→ Aim of the exercise:
How many of the lines that follow contain the word "себе"? Give only the number.

....

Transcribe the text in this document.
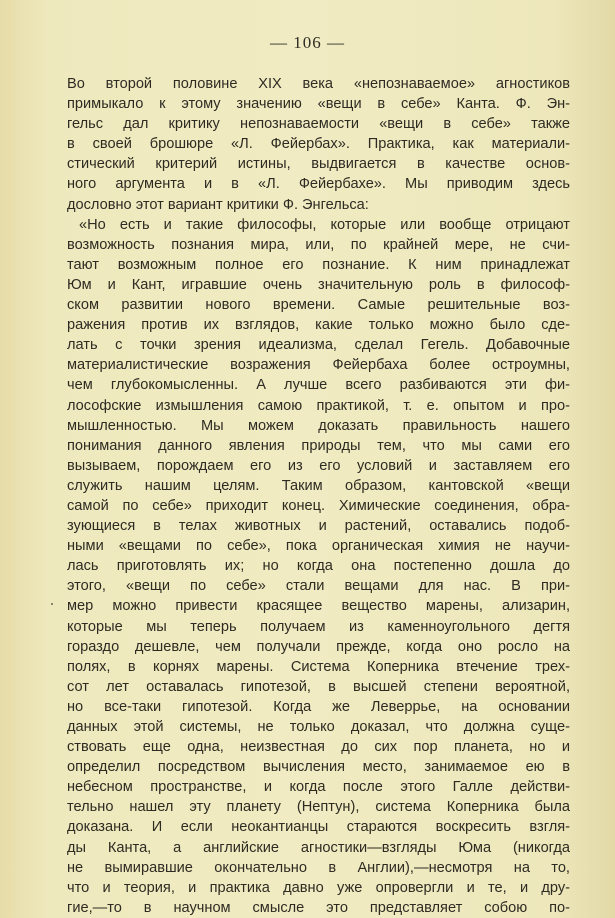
— 106 —
Во второй половине XIX века «непознаваемое» агностиков
примыкало к этому значению «вещи в себе» Канта. Ф. Эн-
гельс дал критику непознаваемости «вещи в себе» также
в своей брошюре «Л. Фейербах». Практика, как материали-
стический критерий истины, выдвигается в качестве основ-
ного аргумента и в «Л. Фейербахе». Мы приводим здесь
дословно этот вариант критики Ф. Энгельса:
«Но есть и такие философы, которые или вообще отрицают
возможность познания мира, или, по крайней мере, не счи-
тают возможным полное его познание. К ним принадлежат
Юм и Кант, игравшие очень значительную роль в философ-
ском развитии нового времени. Самые решительные воз-
ражения против их взглядов, какие только можно было сде-
лать с точки зрения идеализма, сделал Гегель. Добавочные
материалистические возражения Фейербаха более остроумны,
чем глубокомысленны. А лучше всего разбиваются эти фи-
лософские измышления самою практикой, т. е. опытом и про-
мышленностью. Мы можем доказать правильность нашего
понимания данного явления природы тем, что мы сами его
вызываем, порождаем его из его условий и заставляем его
служить нашим целям. Таким образом, кантовской «вещи
самой по себе» приходит конец. Химические соединения, обра-
зующиеся в телах животных и растений, оставались подоб-
ными «вещами по себе», пока органическая химия не научи-
лась приготовлять их; но когда она постепенно дошла до
этого, «вещи по себе» стали вещами для нас. В при-
мер можно привести красящее вещество марены, ализарин,
которые мы теперь получаем из каменноугольного дегтя
гораздо дешевле, чем получали прежде, когда оно росло на
полях, в корнях марены. Система Коперника втечение трех-
сот лет оставалась гипотезой, в высшей степени вероятной,
но все-таки гипотезой. Когда же Леверрье, на основании
данных этой системы, не только доказал, что должна суще-
ствовать еще одна, неизвестная до сих пор планета, но и
определил посредством вычисления место, занимаемое ею в
небесном пространстве, и когда после этого Галле действи-
тельно нашел эту планету (Нептун), система Коперника была
доказана. И если неокантианцы стараются воскресить взгля-
ды Канта, а английские агностики—взгляды Юма (никогда
не вымиравшие окончательно в Англии),—несмотря на то,
что и теория, и практика давно уже опровергли и те, и дру-
гие,—то в научном смысле это представляет собою по-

....

→ Complete output:
5